* _Set task_:
Report, as a bare number, how many lines contain the string "title".

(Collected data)
════════════════════
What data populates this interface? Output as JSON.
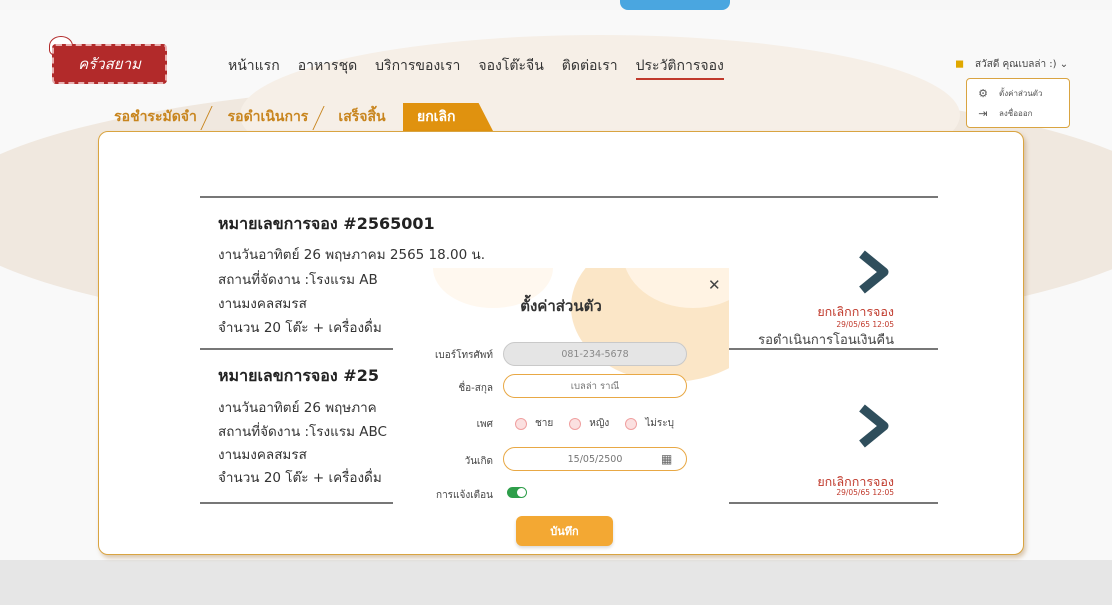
{
  "colors": {
    "accent": "#e0920f",
    "brand_red": "#b22a2a",
    "status_red": "#c0392b",
    "toggle_green": "#2e9e4a"
  },
  "brand": {
    "logo_text": "ครัวสยาม"
  },
  "nav": {
    "items": [
      "หน้าแรก",
      "อาหารชุด",
      "บริการของเรา",
      "จองโต๊ะจีน",
      "ติดต่อเรา",
      "ประวัติการจอง"
    ],
    "active": "ประวัติการจอง"
  },
  "user": {
    "greeting": "สวัสดี คุณเบลล่า :)",
    "menu": [
      {
        "icon": "gear-icon",
        "label": "ตั้งค่าส่วนตัว"
      },
      {
        "icon": "logout-icon",
        "label": "ลงชื่อออก"
      }
    ]
  },
  "tabs": [
    "รอชำระมัดจำ",
    "รอดำเนินการ",
    "เสร็จสิ้น",
    "ยกเลิก"
  ],
  "active_tab": "ยกเลิก",
  "bookings": [
    {
      "title": "หมายเลขการจอง #2565001",
      "date_line": "งานวันอาทิตย์ 26 พฤษภาคม 2565 18.00 น.",
      "venue_line": "สถานที่จัดงาน :โรงแรม AB",
      "event_line": "งานมงคลสมรส",
      "qty_line": "จำนวน 20 โต๊ะ + เครื่องดื่ม",
      "status": "ยกเลิกการจอง",
      "status_date": "29/05/65 12:05",
      "status_note": "รอดำเนินการโอนเงินคืน"
    },
    {
      "title": "หมายเลขการจอง #25",
      "date_line": "งานวันอาทิตย์ 26 พฤษภาค",
      "venue_line": "สถานที่จัดงาน :โรงแรม ABC",
      "event_line": "งานมงคลสมรส",
      "qty_line": "จำนวน 20 โต๊ะ + เครื่องดื่ม",
      "status": "ยกเลิกการจอง",
      "status_date": "29/05/65 12:05"
    }
  ],
  "modal": {
    "title": "ตั้งค่าส่วนตัว",
    "phone_label": "เบอร์โทรศัพท์",
    "phone_value": "081-234-5678",
    "name_label": "ชื่อ-สกุล",
    "name_placeholder": "เบลล่า ราณี",
    "gender_label": "เพศ",
    "gender_options": [
      "ชาย",
      "หญิง",
      "ไม่ระบุ"
    ],
    "birthday_label": "วันเกิด",
    "birthday_value": "15/05/2500",
    "notify_label": "การแจ้งเตือน",
    "notify_on": true,
    "save_label": "บันทึก"
  }
}
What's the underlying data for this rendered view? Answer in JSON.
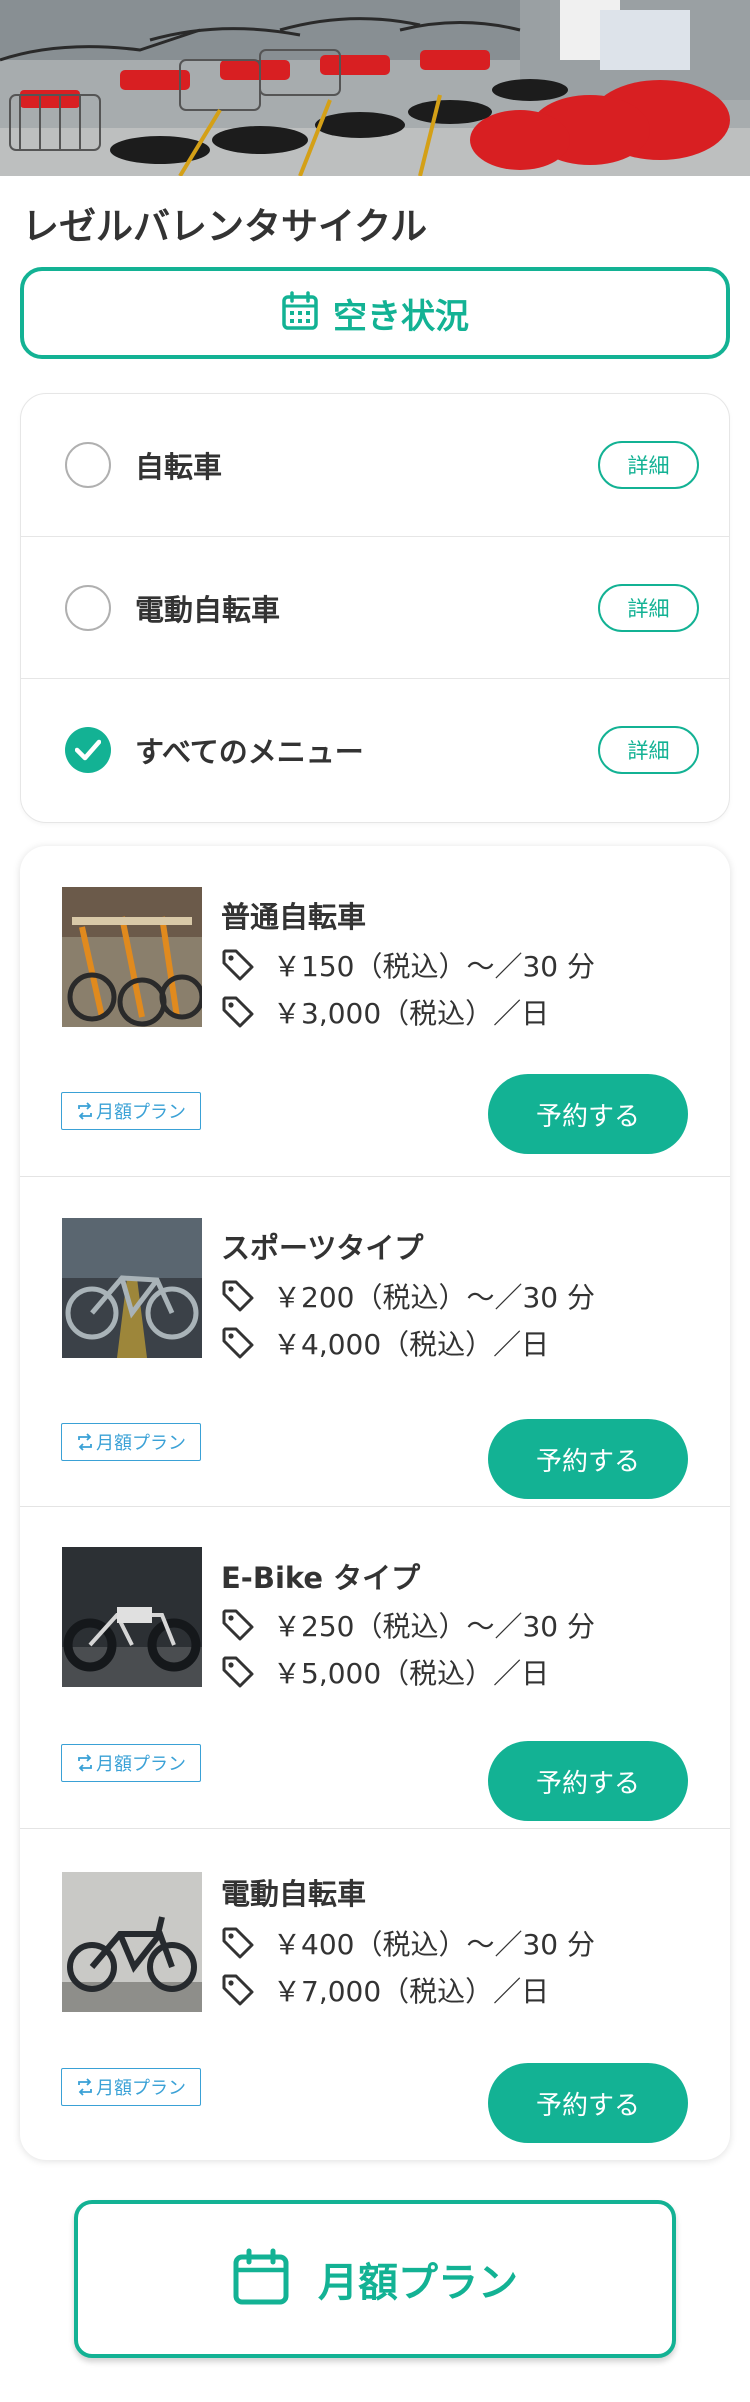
{
  "page": {
    "title": "レゼルバレンタサイクル"
  },
  "availability": {
    "label": "空き状況",
    "icon": "calendar-icon"
  },
  "filters": [
    {
      "label": "自転車",
      "checked": false,
      "detail_label": "詳細"
    },
    {
      "label": "電動自転車",
      "checked": false,
      "detail_label": "詳細"
    },
    {
      "label": "すべてのメニュー",
      "checked": true,
      "detail_label": "詳細"
    }
  ],
  "products": [
    {
      "name": "普通自転車",
      "price_per_30min": "￥150（税込）〜／30 分",
      "price_per_day": "￥3,000（税込）／日",
      "monthly_badge": "月額プラン",
      "reserve_label": "予約する"
    },
    {
      "name": "スポーツタイプ",
      "price_per_30min": "￥200（税込）〜／30 分",
      "price_per_day": "￥4,000（税込）／日",
      "monthly_badge": "月額プラン",
      "reserve_label": "予約する"
    },
    {
      "name": "E-Bike タイプ",
      "price_per_30min": "￥250（税込）〜／30 分",
      "price_per_day": "￥5,000（税込）／日",
      "monthly_badge": "月額プラン",
      "reserve_label": "予約する"
    },
    {
      "name": "電動自転車",
      "price_per_30min": "￥400（税込）〜／30 分",
      "price_per_day": "￥7,000（税込）／日",
      "monthly_badge": "月額プラン",
      "reserve_label": "予約する"
    }
  ],
  "monthly_plan": {
    "label": "月額プラン",
    "icon": "calendar-icon"
  },
  "colors": {
    "accent": "#13b294",
    "badge": "#3aa1d6",
    "text": "#333333"
  }
}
════════════════════
* _Output_:
4